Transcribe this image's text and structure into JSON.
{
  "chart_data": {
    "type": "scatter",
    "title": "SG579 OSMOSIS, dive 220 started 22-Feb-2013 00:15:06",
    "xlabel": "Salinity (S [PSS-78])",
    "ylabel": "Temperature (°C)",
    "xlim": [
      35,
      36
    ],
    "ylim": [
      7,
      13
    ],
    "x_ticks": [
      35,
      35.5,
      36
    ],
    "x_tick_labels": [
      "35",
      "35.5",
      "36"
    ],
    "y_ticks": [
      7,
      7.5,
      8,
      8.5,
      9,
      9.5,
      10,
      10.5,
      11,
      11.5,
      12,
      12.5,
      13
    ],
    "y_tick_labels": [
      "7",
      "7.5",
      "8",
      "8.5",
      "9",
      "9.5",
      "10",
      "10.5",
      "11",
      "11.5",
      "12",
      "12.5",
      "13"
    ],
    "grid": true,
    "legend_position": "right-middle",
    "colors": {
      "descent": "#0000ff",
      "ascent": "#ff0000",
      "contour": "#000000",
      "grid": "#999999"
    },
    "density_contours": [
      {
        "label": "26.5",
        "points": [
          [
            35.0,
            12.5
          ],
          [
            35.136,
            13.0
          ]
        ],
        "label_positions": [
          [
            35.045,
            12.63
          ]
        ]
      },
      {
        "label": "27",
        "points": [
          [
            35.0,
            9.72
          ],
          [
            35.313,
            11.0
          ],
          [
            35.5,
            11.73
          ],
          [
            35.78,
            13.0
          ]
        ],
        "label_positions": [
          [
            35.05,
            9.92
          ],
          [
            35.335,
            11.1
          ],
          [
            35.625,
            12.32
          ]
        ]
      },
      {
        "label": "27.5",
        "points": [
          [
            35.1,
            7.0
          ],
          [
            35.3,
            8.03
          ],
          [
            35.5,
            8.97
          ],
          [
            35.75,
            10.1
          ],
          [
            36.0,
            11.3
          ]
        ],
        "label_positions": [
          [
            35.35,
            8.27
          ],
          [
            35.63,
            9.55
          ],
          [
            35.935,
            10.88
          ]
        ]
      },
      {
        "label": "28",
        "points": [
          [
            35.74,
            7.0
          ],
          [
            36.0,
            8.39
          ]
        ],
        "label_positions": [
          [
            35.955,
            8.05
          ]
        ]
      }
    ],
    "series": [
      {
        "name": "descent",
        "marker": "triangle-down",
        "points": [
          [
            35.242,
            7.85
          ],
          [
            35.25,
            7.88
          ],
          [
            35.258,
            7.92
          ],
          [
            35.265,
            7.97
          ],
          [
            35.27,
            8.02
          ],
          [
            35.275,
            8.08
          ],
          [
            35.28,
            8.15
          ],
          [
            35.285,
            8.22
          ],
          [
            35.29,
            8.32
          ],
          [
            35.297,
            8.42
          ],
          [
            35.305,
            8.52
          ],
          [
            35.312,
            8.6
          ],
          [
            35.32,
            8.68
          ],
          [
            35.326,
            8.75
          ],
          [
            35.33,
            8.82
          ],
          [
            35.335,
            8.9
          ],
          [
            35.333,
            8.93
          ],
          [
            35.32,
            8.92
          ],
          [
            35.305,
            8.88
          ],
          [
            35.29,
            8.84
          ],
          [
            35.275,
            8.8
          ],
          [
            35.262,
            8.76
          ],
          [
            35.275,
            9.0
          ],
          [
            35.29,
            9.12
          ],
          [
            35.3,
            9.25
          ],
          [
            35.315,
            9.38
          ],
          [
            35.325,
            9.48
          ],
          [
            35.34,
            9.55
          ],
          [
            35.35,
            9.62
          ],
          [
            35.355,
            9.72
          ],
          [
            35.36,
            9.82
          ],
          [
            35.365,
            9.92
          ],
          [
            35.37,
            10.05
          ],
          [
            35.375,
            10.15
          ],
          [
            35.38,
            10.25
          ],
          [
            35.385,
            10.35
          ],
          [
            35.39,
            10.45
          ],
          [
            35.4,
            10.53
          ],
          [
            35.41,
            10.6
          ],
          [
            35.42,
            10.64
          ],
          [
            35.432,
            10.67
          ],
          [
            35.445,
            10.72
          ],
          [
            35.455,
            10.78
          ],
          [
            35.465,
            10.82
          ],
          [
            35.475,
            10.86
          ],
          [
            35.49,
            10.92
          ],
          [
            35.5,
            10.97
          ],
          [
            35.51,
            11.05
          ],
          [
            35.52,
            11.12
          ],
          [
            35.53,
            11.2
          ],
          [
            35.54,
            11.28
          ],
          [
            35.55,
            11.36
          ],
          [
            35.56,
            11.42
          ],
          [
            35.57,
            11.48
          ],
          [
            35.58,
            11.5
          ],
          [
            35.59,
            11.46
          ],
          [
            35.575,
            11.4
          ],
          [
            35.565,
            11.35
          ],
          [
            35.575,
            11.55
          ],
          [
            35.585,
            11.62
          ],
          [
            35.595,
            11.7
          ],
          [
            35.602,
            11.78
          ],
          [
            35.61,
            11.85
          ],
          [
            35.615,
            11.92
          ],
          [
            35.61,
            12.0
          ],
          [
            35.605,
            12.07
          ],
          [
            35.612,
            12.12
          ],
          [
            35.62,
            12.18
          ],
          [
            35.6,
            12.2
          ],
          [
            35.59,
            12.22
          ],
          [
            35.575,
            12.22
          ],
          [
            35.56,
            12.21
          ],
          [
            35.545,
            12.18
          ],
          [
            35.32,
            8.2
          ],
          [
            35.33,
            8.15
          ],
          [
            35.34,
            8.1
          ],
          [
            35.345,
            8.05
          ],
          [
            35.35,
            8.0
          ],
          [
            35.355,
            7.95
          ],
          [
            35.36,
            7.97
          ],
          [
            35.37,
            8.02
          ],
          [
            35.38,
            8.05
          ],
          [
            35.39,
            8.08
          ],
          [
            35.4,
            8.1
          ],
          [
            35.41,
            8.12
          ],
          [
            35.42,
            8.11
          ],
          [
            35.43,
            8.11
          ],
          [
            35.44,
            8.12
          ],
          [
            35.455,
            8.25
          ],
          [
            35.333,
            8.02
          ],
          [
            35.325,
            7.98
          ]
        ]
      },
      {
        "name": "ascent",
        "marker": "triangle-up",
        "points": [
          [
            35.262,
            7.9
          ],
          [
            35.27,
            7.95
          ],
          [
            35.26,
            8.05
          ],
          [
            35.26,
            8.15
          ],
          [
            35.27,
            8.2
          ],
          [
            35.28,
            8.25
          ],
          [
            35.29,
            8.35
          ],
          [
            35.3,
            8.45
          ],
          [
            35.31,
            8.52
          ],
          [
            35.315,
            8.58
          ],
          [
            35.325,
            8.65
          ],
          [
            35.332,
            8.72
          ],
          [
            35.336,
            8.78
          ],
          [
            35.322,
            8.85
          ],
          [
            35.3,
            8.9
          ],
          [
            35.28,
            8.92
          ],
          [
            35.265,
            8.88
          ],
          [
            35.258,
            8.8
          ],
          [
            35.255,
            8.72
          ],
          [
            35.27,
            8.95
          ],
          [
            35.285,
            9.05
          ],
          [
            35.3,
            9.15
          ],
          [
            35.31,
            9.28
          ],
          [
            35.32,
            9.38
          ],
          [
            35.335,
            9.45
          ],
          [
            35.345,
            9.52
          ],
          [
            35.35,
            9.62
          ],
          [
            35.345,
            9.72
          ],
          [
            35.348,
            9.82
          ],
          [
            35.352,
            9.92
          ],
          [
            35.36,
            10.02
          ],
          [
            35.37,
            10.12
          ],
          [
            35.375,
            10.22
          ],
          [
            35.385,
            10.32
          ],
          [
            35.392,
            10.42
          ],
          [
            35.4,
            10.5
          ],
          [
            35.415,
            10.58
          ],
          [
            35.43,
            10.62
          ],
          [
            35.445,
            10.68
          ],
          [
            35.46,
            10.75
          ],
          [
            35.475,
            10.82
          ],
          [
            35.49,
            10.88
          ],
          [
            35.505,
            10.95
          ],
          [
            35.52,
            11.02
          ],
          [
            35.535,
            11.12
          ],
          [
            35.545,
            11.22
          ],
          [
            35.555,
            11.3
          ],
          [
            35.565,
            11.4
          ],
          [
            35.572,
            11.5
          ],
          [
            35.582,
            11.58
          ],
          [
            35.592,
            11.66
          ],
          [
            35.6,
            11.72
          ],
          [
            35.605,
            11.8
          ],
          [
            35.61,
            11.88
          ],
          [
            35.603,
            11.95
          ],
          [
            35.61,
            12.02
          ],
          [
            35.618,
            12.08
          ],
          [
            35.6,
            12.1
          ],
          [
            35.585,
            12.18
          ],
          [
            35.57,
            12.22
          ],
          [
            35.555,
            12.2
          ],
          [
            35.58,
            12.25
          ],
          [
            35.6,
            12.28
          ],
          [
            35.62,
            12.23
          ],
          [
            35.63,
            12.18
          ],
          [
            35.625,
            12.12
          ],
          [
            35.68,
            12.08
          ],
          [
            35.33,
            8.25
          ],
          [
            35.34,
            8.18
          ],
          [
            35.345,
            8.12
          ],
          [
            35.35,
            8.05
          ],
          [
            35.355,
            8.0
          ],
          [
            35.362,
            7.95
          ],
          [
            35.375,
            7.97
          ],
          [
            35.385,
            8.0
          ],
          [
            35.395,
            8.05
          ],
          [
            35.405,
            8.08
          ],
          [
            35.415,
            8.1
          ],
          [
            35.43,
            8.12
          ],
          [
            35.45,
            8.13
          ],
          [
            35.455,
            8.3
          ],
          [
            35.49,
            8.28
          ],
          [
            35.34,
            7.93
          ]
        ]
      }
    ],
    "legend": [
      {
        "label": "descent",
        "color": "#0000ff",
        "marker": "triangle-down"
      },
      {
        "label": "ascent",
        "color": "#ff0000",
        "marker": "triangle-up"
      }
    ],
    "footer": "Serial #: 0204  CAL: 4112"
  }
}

Aim >> Show each line holding the word "descent".

Completed exercise >>
      "descent": "#0000ff",
        "name": "descent",
        "label": "descent",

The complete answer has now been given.